_SET PROBLEM_:
Rewrite every entry below, substituting "R. Williams" for each occurrence of "Robert Williams" and leaving everything else as it is.

Data items
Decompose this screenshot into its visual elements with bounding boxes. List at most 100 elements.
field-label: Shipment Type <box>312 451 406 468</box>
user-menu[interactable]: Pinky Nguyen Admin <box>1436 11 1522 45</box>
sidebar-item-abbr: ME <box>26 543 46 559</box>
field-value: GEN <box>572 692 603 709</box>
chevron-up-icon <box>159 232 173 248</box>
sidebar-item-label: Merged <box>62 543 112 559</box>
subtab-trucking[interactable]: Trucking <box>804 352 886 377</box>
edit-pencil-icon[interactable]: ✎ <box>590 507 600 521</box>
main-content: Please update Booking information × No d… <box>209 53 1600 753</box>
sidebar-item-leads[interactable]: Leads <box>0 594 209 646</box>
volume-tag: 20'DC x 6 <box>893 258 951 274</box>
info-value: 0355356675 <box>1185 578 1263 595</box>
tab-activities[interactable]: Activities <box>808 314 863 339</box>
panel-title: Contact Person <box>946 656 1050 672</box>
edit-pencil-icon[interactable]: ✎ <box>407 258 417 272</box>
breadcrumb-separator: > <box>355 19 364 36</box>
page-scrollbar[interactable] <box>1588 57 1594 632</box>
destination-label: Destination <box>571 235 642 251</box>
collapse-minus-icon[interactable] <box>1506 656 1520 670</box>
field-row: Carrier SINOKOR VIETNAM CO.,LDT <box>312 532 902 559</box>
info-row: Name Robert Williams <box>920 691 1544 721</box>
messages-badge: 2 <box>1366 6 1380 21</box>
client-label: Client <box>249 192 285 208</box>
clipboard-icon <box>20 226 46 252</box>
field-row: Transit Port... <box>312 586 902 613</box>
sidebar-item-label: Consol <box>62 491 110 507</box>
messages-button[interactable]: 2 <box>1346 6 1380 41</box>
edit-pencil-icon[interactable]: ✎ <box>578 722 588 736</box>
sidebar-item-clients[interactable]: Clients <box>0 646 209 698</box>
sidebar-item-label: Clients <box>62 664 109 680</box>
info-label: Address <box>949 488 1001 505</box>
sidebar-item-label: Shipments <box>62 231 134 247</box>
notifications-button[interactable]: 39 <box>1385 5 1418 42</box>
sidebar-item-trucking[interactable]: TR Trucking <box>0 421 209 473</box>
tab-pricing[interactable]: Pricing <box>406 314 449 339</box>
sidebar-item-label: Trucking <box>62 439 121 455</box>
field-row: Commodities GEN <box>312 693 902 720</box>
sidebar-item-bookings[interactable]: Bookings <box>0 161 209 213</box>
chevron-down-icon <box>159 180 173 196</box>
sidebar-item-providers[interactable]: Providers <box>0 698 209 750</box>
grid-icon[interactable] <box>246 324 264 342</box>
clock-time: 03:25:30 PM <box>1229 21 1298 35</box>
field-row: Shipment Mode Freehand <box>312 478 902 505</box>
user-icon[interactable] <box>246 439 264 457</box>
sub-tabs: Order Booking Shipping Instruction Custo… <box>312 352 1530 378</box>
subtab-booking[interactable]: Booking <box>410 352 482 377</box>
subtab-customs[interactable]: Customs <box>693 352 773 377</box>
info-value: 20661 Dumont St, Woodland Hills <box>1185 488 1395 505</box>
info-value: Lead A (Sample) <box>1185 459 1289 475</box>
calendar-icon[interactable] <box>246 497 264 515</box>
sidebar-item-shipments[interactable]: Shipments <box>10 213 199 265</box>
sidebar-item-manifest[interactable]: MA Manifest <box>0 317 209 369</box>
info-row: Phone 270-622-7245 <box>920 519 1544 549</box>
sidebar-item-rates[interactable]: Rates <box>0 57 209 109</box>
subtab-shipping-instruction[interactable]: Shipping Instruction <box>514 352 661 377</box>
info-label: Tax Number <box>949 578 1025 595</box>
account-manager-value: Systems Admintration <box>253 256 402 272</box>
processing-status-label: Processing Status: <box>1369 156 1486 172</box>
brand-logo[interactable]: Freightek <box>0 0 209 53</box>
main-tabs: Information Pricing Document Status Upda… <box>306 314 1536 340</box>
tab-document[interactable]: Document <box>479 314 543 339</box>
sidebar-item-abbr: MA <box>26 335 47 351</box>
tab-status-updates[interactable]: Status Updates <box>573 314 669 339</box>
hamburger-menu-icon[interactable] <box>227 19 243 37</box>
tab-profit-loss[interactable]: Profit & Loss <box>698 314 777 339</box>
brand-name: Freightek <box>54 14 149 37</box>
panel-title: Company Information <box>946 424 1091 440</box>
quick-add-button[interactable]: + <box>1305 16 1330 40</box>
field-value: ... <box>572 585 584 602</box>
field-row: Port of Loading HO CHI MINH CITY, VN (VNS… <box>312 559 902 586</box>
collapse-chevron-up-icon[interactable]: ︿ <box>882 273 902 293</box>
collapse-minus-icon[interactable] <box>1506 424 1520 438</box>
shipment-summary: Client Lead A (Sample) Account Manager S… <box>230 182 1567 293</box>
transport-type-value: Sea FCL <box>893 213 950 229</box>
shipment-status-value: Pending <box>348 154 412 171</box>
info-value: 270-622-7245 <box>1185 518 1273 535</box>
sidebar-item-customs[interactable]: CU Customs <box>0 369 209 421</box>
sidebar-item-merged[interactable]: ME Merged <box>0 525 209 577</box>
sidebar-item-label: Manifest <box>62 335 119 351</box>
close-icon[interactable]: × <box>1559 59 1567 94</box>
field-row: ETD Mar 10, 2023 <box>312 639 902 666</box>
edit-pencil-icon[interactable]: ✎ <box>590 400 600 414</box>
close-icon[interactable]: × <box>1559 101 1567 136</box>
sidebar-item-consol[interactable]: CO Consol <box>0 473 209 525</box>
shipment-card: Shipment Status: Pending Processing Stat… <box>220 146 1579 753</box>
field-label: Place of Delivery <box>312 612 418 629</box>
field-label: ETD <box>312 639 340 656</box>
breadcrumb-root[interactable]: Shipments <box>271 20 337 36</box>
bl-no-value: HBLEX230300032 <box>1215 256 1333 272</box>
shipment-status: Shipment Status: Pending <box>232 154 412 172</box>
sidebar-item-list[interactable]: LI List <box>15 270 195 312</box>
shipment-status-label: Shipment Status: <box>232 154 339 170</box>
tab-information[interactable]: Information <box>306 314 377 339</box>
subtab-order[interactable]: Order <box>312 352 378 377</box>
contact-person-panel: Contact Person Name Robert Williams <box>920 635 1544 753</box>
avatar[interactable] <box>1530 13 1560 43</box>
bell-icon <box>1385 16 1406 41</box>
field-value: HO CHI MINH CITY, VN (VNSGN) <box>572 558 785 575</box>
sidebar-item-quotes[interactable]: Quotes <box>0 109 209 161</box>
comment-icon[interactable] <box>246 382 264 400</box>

_EXERCISE RESULT_:
Decompose this screenshot into its visual elements with bounding boxes. List at most 100 elements.
field-label: Shipment Type <box>312 451 406 468</box>
user-menu[interactable]: Pinky Nguyen Admin <box>1436 11 1522 45</box>
sidebar-item-abbr: ME <box>26 543 46 559</box>
field-value: GEN <box>572 692 603 709</box>
chevron-up-icon <box>159 232 173 248</box>
sidebar-item-label: Merged <box>62 543 112 559</box>
subtab-trucking[interactable]: Trucking <box>804 352 886 377</box>
edit-pencil-icon[interactable]: ✎ <box>590 507 600 521</box>
main-content: Please update Booking information × No d… <box>209 53 1600 753</box>
sidebar-item-leads[interactable]: Leads <box>0 594 209 646</box>
volume-tag: 20'DC x 6 <box>893 258 951 274</box>
info-value: 0355356675 <box>1185 578 1263 595</box>
tab-activities[interactable]: Activities <box>808 314 863 339</box>
panel-title: Contact Person <box>946 656 1050 672</box>
edit-pencil-icon[interactable]: ✎ <box>407 258 417 272</box>
breadcrumb-separator: > <box>355 19 364 36</box>
page-scrollbar[interactable] <box>1588 57 1594 632</box>
destination-label: Destination <box>571 235 642 251</box>
collapse-minus-icon[interactable] <box>1506 656 1520 670</box>
field-row: Carrier SINOKOR VIETNAM CO.,LDT <box>312 532 902 559</box>
info-row: Name R. Williams <box>920 691 1544 721</box>
messages-badge: 2 <box>1366 6 1380 21</box>
client-label: Client <box>249 192 285 208</box>
clipboard-icon <box>20 226 46 252</box>
field-row: Transit Port... <box>312 586 902 613</box>
sidebar-item-label: Consol <box>62 491 110 507</box>
messages-button[interactable]: 2 <box>1346 6 1380 41</box>
edit-pencil-icon[interactable]: ✎ <box>578 722 588 736</box>
sidebar-item-clients[interactable]: Clients <box>0 646 209 698</box>
sidebar-item-label: Clients <box>62 664 109 680</box>
info-label: Address <box>949 488 1001 505</box>
sidebar-item-label: Shipments <box>62 231 134 247</box>
notifications-button[interactable]: 39 <box>1385 5 1418 42</box>
sidebar-item-trucking[interactable]: TR Trucking <box>0 421 209 473</box>
tab-pricing[interactable]: Pricing <box>406 314 449 339</box>
sidebar-item-label: Trucking <box>62 439 121 455</box>
field-row: Commodities GEN <box>312 693 902 720</box>
sidebar-item-bookings[interactable]: Bookings <box>0 161 209 213</box>
chevron-down-icon <box>159 180 173 196</box>
sidebar-item-providers[interactable]: Providers <box>0 698 209 750</box>
grid-icon[interactable] <box>246 324 264 342</box>
clock-time: 03:25:30 PM <box>1229 21 1298 35</box>
field-row: Shipment Mode Freehand <box>312 478 902 505</box>
user-icon[interactable] <box>246 439 264 457</box>
sub-tabs: Order Booking Shipping Instruction Custo… <box>312 352 1530 378</box>
subtab-booking[interactable]: Booking <box>410 352 482 377</box>
subtab-customs[interactable]: Customs <box>693 352 773 377</box>
info-value: 20661 Dumont St, Woodland Hills <box>1185 488 1395 505</box>
info-value: Lead A (Sample) <box>1185 459 1289 475</box>
calendar-icon[interactable] <box>246 497 264 515</box>
sidebar-item-shipments[interactable]: Shipments <box>10 213 199 265</box>
sidebar-item-manifest[interactable]: MA Manifest <box>0 317 209 369</box>
info-row: Phone 270-622-7245 <box>920 519 1544 549</box>
sidebar-item-rates[interactable]: Rates <box>0 57 209 109</box>
subtab-shipping-instruction[interactable]: Shipping Instruction <box>514 352 661 377</box>
info-label: Tax Number <box>949 578 1025 595</box>
account-manager-value: Systems Admintration <box>253 256 402 272</box>
processing-status-label: Processing Status: <box>1369 156 1486 172</box>
brand-logo[interactable]: Freightek <box>0 0 209 53</box>
main-tabs: Information Pricing Document Status Upda… <box>306 314 1536 340</box>
tab-document[interactable]: Document <box>479 314 543 339</box>
sidebar-item-abbr: MA <box>26 335 47 351</box>
tab-status-updates[interactable]: Status Updates <box>573 314 669 339</box>
hamburger-menu-icon[interactable] <box>227 19 243 37</box>
tab-profit-loss[interactable]: Profit & Loss <box>698 314 777 339</box>
brand-name: Freightek <box>54 14 149 37</box>
panel-title: Company Information <box>946 424 1091 440</box>
quick-add-button[interactable]: + <box>1305 16 1330 40</box>
field-value: ... <box>572 585 584 602</box>
field-row: Port of Loading HO CHI MINH CITY, VN (VNS… <box>312 559 902 586</box>
collapse-chevron-up-icon[interactable]: ︿ <box>882 273 902 293</box>
collapse-minus-icon[interactable] <box>1506 424 1520 438</box>
shipment-summary: Client Lead A (Sample) Account Manager S… <box>230 182 1567 293</box>
transport-type-value: Sea FCL <box>893 213 950 229</box>
shipment-status-value: Pending <box>348 154 412 171</box>
info-value: 270-622-7245 <box>1185 518 1273 535</box>
sidebar-item-customs[interactable]: CU Customs <box>0 369 209 421</box>
sidebar-item-merged[interactable]: ME Merged <box>0 525 209 577</box>
sidebar-item-label: Manifest <box>62 335 119 351</box>
close-icon[interactable]: × <box>1559 59 1567 94</box>
field-row: ETD Mar 10, 2023 <box>312 639 902 666</box>
edit-pencil-icon[interactable]: ✎ <box>590 400 600 414</box>
close-icon[interactable]: × <box>1559 101 1567 136</box>
sidebar-item-consol[interactable]: CO Consol <box>0 473 209 525</box>
shipment-card: Shipment Status: Pending Processing Stat… <box>220 146 1579 753</box>
field-label: Place of Delivery <box>312 612 418 629</box>
field-label: ETD <box>312 639 340 656</box>
breadcrumb-root[interactable]: Shipments <box>271 20 337 36</box>
bl-no-value: HBLEX230300032 <box>1215 256 1333 272</box>
shipment-status: Shipment Status: Pending <box>232 154 412 172</box>
sidebar-item-list[interactable]: LI List <box>15 270 195 312</box>
shipment-status-label: Shipment Status: <box>232 154 339 170</box>
tab-information[interactable]: Information <box>306 314 377 339</box>
subtab-order[interactable]: Order <box>312 352 378 377</box>
contact-person-panel: Contact Person Name R. Williams <box>920 635 1544 753</box>
avatar[interactable] <box>1530 13 1560 43</box>
bell-icon <box>1385 16 1406 41</box>
field-value: HO CHI MINH CITY, VN (VNSGN) <box>572 558 785 575</box>
sidebar-item-quotes[interactable]: Quotes <box>0 109 209 161</box>
comment-icon[interactable] <box>246 382 264 400</box>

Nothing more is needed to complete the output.